··· DATA SUPPLIED ···
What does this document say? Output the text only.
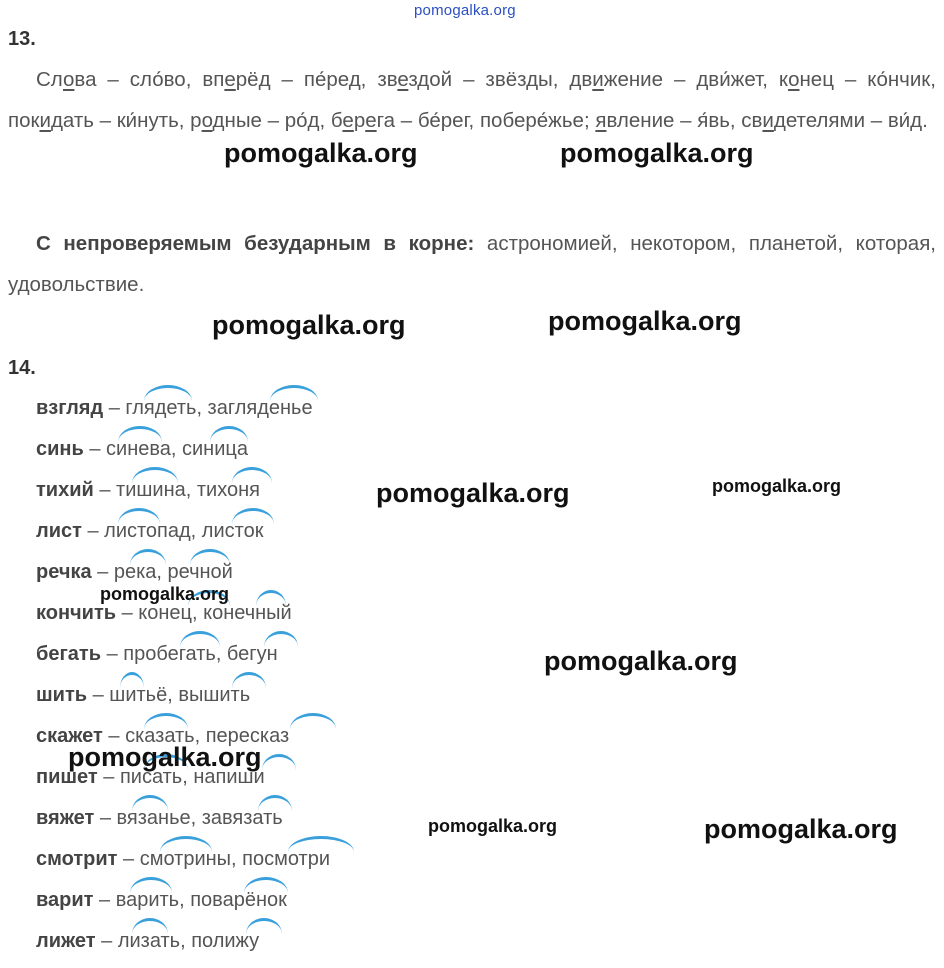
pomogalka.org
13.

Слова – сло́во, вперёд – пе́ред, звездой – звёзды, движение – дви́жет, конец – ко́нчик, покидать – ки́нуть, родные – ро́д, берега – бе́рег, побере́жье; явление – я́вь, свидетелями – ви́д.

С непроверяемым безударным в корне: астрономией, некотором, планетой, которая, удовольствие.

14.
взгляд – глядеть, загляденье
синь – синева, синица
тихий – тишина, тихоня
лист – листопад, листок
речка – река, речной
кончить – конец, конечный
бегать – пробегать, бегун
шить – шитьё, вышить
скажет – сказать, пересказ
пишет – писать, напиши
вяжет – вязанье, завязать
смотрит – смотрины, посмотри
варит – варить, поварёнок
лижет – лизать, полижу
pomogalka.org	pomogalka.org
pomogalka.org	pomogalka.org
pomogalka.org	pomogalka.org
pomogalka.org
pomogalka.org
pomogalka.org
pomogalka.org	pomogalka.org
···
> [PROBLEM]
Every line of the data should be copied as it stands, without the images.

> [SOLUTION TO THE EXERCISE]
What does this document say? Output the text only.
pomogalka.org
13.

Слова – сло́во, вперёд – пе́ред, звездой – звёзды, движение – дви́жет, конец – ко́нчик, покидать – ки́нуть, родные – ро́д, берега – бе́рег, побере́жье; явление – я́вь, свидетелями – ви́д.

С непроверяемым безударным в корне: астрономией, некотором, планетой, которая, удовольствие.

14.
взгляд – глядеть, загляденье
синь – синева, синица
тихий – тишина, тихоня
лист – листопад, листок
речка – река, речной
кончить – конец, конечный
бегать – пробегать, бегун
шить – шитьё, вышить
скажет – сказать, пересказ
пишет – писать, напиши
вяжет – вязанье, завязать
смотрит – смотрины, посмотри
варит – варить, поварёнок
лижет – лизать, полижу
pomogalka.org	pomogalka.org
pomogalka.org	pomogalka.org
pomogalka.org	pomogalka.org
pomogalka.org
pomogalka.org
pomogalka.org
pomogalka.org	pomogalka.org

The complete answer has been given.